(Data entries)
━━━━

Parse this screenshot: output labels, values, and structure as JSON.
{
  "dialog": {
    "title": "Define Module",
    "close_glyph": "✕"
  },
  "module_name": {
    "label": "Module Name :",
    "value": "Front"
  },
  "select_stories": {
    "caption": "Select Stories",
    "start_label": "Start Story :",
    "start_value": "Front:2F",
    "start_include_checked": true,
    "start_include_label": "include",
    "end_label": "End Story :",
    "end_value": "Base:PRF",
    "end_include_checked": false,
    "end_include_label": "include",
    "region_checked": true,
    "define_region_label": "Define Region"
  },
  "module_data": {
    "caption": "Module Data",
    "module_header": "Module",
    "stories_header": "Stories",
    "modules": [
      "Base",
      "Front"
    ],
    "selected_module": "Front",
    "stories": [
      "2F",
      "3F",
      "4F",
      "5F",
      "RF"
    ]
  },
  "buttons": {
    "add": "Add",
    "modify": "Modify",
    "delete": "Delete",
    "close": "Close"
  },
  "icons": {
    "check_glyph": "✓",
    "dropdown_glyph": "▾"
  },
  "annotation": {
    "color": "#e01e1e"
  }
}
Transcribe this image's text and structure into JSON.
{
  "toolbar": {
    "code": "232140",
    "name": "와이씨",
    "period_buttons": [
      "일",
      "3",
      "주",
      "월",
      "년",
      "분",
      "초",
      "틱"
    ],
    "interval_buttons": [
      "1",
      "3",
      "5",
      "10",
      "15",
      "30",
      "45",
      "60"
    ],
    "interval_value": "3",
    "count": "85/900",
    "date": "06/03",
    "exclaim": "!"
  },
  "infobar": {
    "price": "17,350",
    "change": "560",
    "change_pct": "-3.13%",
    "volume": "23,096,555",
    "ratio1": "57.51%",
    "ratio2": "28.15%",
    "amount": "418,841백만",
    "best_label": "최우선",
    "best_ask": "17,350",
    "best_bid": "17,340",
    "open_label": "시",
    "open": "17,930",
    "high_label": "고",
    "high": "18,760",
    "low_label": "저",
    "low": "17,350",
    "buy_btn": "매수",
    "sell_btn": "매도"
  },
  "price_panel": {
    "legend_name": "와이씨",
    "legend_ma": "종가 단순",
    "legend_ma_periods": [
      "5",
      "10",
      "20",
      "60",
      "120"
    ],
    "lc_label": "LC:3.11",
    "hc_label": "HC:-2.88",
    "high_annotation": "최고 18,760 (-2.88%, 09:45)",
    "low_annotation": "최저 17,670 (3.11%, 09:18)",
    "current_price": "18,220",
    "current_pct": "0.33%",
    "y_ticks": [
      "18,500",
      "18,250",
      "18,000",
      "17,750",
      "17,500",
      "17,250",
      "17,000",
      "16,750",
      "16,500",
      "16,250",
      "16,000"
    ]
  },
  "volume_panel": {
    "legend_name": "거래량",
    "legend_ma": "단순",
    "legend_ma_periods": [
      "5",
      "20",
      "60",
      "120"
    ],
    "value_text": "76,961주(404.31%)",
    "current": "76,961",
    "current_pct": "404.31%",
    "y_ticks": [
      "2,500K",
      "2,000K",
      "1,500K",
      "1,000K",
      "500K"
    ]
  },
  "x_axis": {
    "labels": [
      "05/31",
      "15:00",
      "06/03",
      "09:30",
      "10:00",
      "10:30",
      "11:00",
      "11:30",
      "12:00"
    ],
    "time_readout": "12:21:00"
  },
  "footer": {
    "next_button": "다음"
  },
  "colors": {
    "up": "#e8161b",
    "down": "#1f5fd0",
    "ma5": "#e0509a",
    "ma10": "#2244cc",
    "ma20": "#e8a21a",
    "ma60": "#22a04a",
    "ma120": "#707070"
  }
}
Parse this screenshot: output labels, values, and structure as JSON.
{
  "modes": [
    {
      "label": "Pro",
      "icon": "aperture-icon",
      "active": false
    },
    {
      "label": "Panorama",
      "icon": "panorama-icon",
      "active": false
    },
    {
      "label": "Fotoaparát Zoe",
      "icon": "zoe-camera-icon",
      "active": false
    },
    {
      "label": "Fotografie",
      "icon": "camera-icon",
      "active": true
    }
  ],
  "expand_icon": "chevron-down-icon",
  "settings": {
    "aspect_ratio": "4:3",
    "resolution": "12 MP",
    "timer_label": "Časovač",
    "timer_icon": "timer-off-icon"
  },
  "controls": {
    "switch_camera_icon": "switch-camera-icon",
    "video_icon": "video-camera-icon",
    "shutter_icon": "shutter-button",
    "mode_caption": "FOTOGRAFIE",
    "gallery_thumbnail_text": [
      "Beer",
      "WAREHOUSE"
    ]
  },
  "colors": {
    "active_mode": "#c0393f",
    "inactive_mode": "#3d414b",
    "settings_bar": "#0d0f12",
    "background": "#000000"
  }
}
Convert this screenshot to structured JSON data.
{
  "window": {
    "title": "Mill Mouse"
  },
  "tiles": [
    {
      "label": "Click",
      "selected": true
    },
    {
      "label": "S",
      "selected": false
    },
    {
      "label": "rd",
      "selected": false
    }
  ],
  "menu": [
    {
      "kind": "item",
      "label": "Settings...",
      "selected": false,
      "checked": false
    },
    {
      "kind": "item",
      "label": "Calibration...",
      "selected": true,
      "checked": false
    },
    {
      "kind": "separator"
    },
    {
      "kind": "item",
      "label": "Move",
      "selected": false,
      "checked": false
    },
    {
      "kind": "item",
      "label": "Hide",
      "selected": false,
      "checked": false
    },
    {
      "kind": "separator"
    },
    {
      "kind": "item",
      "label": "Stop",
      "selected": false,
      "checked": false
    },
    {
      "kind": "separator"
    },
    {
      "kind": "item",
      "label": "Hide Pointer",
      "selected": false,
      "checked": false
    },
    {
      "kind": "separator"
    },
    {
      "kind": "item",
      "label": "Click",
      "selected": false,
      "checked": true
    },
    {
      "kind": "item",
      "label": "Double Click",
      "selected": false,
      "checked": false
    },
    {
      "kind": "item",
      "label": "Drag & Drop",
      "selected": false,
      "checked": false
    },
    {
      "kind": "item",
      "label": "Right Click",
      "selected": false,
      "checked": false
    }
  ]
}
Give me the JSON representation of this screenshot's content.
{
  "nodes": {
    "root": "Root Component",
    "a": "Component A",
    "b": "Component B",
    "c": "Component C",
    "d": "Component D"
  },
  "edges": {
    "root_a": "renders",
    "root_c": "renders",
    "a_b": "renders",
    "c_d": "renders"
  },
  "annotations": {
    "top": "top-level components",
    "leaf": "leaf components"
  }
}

━━━━

Give every line of the material again, exactly as it reads.

Parse this screenshot: output labels, values, and structure as JSON.
{
  "dialog": {
    "title": "Define Module",
    "close_glyph": "✕"
  },
  "module_name": {
    "label": "Module Name :",
    "value": "Front"
  },
  "select_stories": {
    "caption": "Select Stories",
    "start_label": "Start Story :",
    "start_value": "Front:2F",
    "start_include_checked": true,
    "start_include_label": "include",
    "end_label": "End Story :",
    "end_value": "Base:PRF",
    "end_include_checked": false,
    "end_include_label": "include",
    "region_checked": true,
    "define_region_label": "Define Region"
  },
  "module_data": {
    "caption": "Module Data",
    "module_header": "Module",
    "stories_header": "Stories",
    "modules": [
      "Base",
      "Front"
    ],
    "selected_module": "Front",
    "stories": [
      "2F",
      "3F",
      "4F",
      "5F",
      "RF"
    ]
  },
  "buttons": {
    "add": "Add",
    "modify": "Modify",
    "delete": "Delete",
    "close": "Close"
  },
  "icons": {
    "check_glyph": "✓",
    "dropdown_glyph": "▾"
  },
  "annotation": {
    "color": "#e01e1e"
  }
}
Transcribe this image's text and structure into JSON.
{
  "toolbar": {
    "code": "232140",
    "name": "와이씨",
    "period_buttons": [
      "일",
      "3",
      "주",
      "월",
      "년",
      "분",
      "초",
      "틱"
    ],
    "interval_buttons": [
      "1",
      "3",
      "5",
      "10",
      "15",
      "30",
      "45",
      "60"
    ],
    "interval_value": "3",
    "count": "85/900",
    "date": "06/03",
    "exclaim": "!"
  },
  "infobar": {
    "price": "17,350",
    "change": "560",
    "change_pct": "-3.13%",
    "volume": "23,096,555",
    "ratio1": "57.51%",
    "ratio2": "28.15%",
    "amount": "418,841백만",
    "best_label": "최우선",
    "best_ask": "17,350",
    "best_bid": "17,340",
    "open_label": "시",
    "open": "17,930",
    "high_label": "고",
    "high": "18,760",
    "low_label": "저",
    "low": "17,350",
    "buy_btn": "매수",
    "sell_btn": "매도"
  },
  "price_panel": {
    "legend_name": "와이씨",
    "legend_ma": "종가 단순",
    "legend_ma_periods": [
      "5",
      "10",
      "20",
      "60",
      "120"
    ],
    "lc_label": "LC:3.11",
    "hc_label": "HC:-2.88",
    "high_annotation": "최고 18,760 (-2.88%, 09:45)",
    "low_annotation": "최저 17,670 (3.11%, 09:18)",
    "current_price": "18,220",
    "current_pct": "0.33%",
    "y_ticks": [
      "18,500",
      "18,250",
      "18,000",
      "17,750",
      "17,500",
      "17,250",
      "17,000",
      "16,750",
      "16,500",
      "16,250",
      "16,000"
    ]
  },
  "volume_panel": {
    "legend_name": "거래량",
    "legend_ma": "단순",
    "legend_ma_periods": [
      "5",
      "20",
      "60",
      "120"
    ],
    "value_text": "76,961주(404.31%)",
    "current": "76,961",
    "current_pct": "404.31%",
    "y_ticks": [
      "2,500K",
      "2,000K",
      "1,500K",
      "1,000K",
      "500K"
    ]
  },
  "x_axis": {
    "labels": [
      "05/31",
      "15:00",
      "06/03",
      "09:30",
      "10:00",
      "10:30",
      "11:00",
      "11:30",
      "12:00"
    ],
    "time_readout": "12:21:00"
  },
  "footer": {
    "next_button": "다음"
  },
  "colors": {
    "up": "#e8161b",
    "down": "#1f5fd0",
    "ma5": "#e0509a",
    "ma10": "#2244cc",
    "ma20": "#e8a21a",
    "ma60": "#22a04a",
    "ma120": "#707070"
  }
}
Parse this screenshot: output labels, values, and structure as JSON.
{
  "modes": [
    {
      "label": "Pro",
      "icon": "aperture-icon",
      "active": false
    },
    {
      "label": "Panorama",
      "icon": "panorama-icon",
      "active": false
    },
    {
      "label": "Fotoaparát Zoe",
      "icon": "zoe-camera-icon",
      "active": false
    },
    {
      "label": "Fotografie",
      "icon": "camera-icon",
      "active": true
    }
  ],
  "expand_icon": "chevron-down-icon",
  "settings": {
    "aspect_ratio": "4:3",
    "resolution": "12 MP",
    "timer_label": "Časovač",
    "timer_icon": "timer-off-icon"
  },
  "controls": {
    "switch_camera_icon": "switch-camera-icon",
    "video_icon": "video-camera-icon",
    "shutter_icon": "shutter-button",
    "mode_caption": "FOTOGRAFIE",
    "gallery_thumbnail_text": [
      "Beer",
      "WAREHOUSE"
    ]
  },
  "colors": {
    "active_mode": "#c0393f",
    "inactive_mode": "#3d414b",
    "settings_bar": "#0d0f12",
    "background": "#000000"
  }
}
Convert this screenshot to structured JSON data.
{
  "window": {
    "title": "Mill Mouse"
  },
  "tiles": [
    {
      "label": "Click",
      "selected": true
    },
    {
      "label": "S",
      "selected": false
    },
    {
      "label": "rd",
      "selected": false
    }
  ],
  "menu": [
    {
      "kind": "item",
      "label": "Settings...",
      "selected": false,
      "checked": false
    },
    {
      "kind": "item",
      "label": "Calibration...",
      "selected": true,
      "checked": false
    },
    {
      "kind": "separator"
    },
    {
      "kind": "item",
      "label": "Move",
      "selected": false,
      "checked": false
    },
    {
      "kind": "item",
      "label": "Hide",
      "selected": false,
      "checked": false
    },
    {
      "kind": "separator"
    },
    {
      "kind": "item",
      "label": "Stop",
      "selected": false,
      "checked": false
    },
    {
      "kind": "separator"
    },
    {
      "kind": "item",
      "label": "Hide Pointer",
      "selected": false,
      "checked": false
    },
    {
      "kind": "separator"
    },
    {
      "kind": "item",
      "label": "Click",
      "selected": false,
      "checked": true
    },
    {
      "kind": "item",
      "label": "Double Click",
      "selected": false,
      "checked": false
    },
    {
      "kind": "item",
      "label": "Drag & Drop",
      "selected": false,
      "checked": false
    },
    {
      "kind": "item",
      "label": "Right Click",
      "selected": false,
      "checked": false
    }
  ]
}
Give me the JSON representation of this screenshot's content.
{
  "nodes": {
    "root": "Root Component",
    "a": "Component A",
    "b": "Component B",
    "c": "Component C",
    "d": "Component D"
  },
  "edges": {
    "root_a": "renders",
    "root_c": "renders",
    "a_b": "renders",
    "c_d": "renders"
  },
  "annotations": {
    "top": "top-level components",
    "leaf": "leaf components"
  }
}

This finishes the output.